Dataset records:
==*==

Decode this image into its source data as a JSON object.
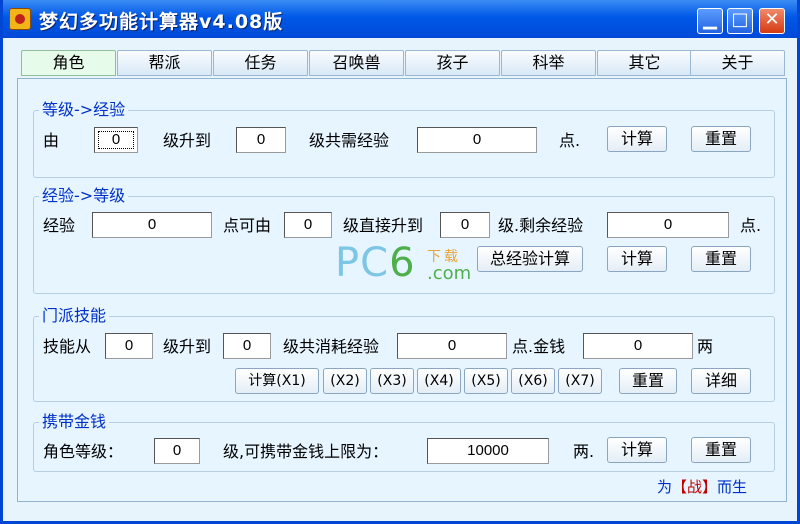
{
  "window": {
    "title": "梦幻多功能计算器v4.08版",
    "minimize_glyph": "▁",
    "maximize_glyph": "□",
    "close_glyph": "✕"
  },
  "tabs": [
    {
      "label": "角色",
      "active": true
    },
    {
      "label": "帮派"
    },
    {
      "label": "任务"
    },
    {
      "label": "召唤兽"
    },
    {
      "label": "孩子"
    },
    {
      "label": "科举"
    },
    {
      "label": "其它"
    },
    {
      "label": "关于"
    }
  ],
  "level_to_exp": {
    "title": "等级->经验",
    "from_label": "由",
    "from_value": "0",
    "upgrade_label": "级升到",
    "to_value": "0",
    "total_label": "级共需经验",
    "total_value": "0",
    "unit": "点.",
    "calc_button": "计算",
    "reset_button": "重置"
  },
  "exp_to_level": {
    "title": "经验->等级",
    "exp_label": "经验",
    "exp_value": "0",
    "from_label": "点可由",
    "from_value": "0",
    "direct_label": "级直接升到",
    "to_value": "0",
    "remaining_label": "级.剩余经验",
    "remaining_value": "0",
    "unit": "点.",
    "total_exp_button": "总经验计算",
    "calc_button": "计算",
    "reset_button": "重置"
  },
  "skills": {
    "title": "门派技能",
    "skill_from_label": "技能从",
    "from_value": "0",
    "upgrade_label": "级升到",
    "to_value": "0",
    "consume_label": "级共消耗经验",
    "exp_value": "0",
    "money_label": "点.金钱",
    "money_value": "0",
    "money_unit": "两",
    "calc_buttons": [
      "计算(X1)",
      "(X2)",
      "(X3)",
      "(X4)",
      "(X5)",
      "(X6)",
      "(X7)"
    ],
    "reset_button": "重置",
    "detail_button": "详细"
  },
  "carry_money": {
    "title": "携带金钱",
    "role_level_label": "角色等级：",
    "level_value": "0",
    "limit_label": "级,可携带金钱上限为：",
    "limit_value": "10000",
    "unit": "两.",
    "calc_button": "计算",
    "reset_button": "重置"
  },
  "footer": {
    "prefix": "为",
    "highlight": "【战】",
    "suffix": "而生"
  },
  "watermark": {
    "pc": "PC",
    "six": "6",
    "download": "下载",
    "com": ".com"
  }
}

==*==

▶ _EXERCISE AIM_
Give the data again exactly as written, with all pictures left out.

▶ _FULL RESPONSE_
Decode this image into its source data as a JSON object.
{
  "window": {
    "title": "梦幻多功能计算器v4.08版",
    "minimize_glyph": "▁",
    "maximize_glyph": "□",
    "close_glyph": "✕"
  },
  "tabs": [
    {
      "label": "角色",
      "active": true
    },
    {
      "label": "帮派"
    },
    {
      "label": "任务"
    },
    {
      "label": "召唤兽"
    },
    {
      "label": "孩子"
    },
    {
      "label": "科举"
    },
    {
      "label": "其它"
    },
    {
      "label": "关于"
    }
  ],
  "level_to_exp": {
    "title": "等级->经验",
    "from_label": "由",
    "from_value": "0",
    "upgrade_label": "级升到",
    "to_value": "0",
    "total_label": "级共需经验",
    "total_value": "0",
    "unit": "点.",
    "calc_button": "计算",
    "reset_button": "重置"
  },
  "exp_to_level": {
    "title": "经验->等级",
    "exp_label": "经验",
    "exp_value": "0",
    "from_label": "点可由",
    "from_value": "0",
    "direct_label": "级直接升到",
    "to_value": "0",
    "remaining_label": "级.剩余经验",
    "remaining_value": "0",
    "unit": "点.",
    "total_exp_button": "总经验计算",
    "calc_button": "计算",
    "reset_button": "重置"
  },
  "skills": {
    "title": "门派技能",
    "skill_from_label": "技能从",
    "from_value": "0",
    "upgrade_label": "级升到",
    "to_value": "0",
    "consume_label": "级共消耗经验",
    "exp_value": "0",
    "money_label": "点.金钱",
    "money_value": "0",
    "money_unit": "两",
    "calc_buttons": [
      "计算(X1)",
      "(X2)",
      "(X3)",
      "(X4)",
      "(X5)",
      "(X6)",
      "(X7)"
    ],
    "reset_button": "重置",
    "detail_button": "详细"
  },
  "carry_money": {
    "title": "携带金钱",
    "role_level_label": "角色等级：",
    "level_value": "0",
    "limit_label": "级,可携带金钱上限为：",
    "limit_value": "10000",
    "unit": "两.",
    "calc_button": "计算",
    "reset_button": "重置"
  },
  "footer": {
    "prefix": "为",
    "highlight": "【战】",
    "suffix": "而生"
  },
  "watermark": {
    "pc": "PC",
    "six": "6",
    "download": "下载",
    "com": ".com"
  }
}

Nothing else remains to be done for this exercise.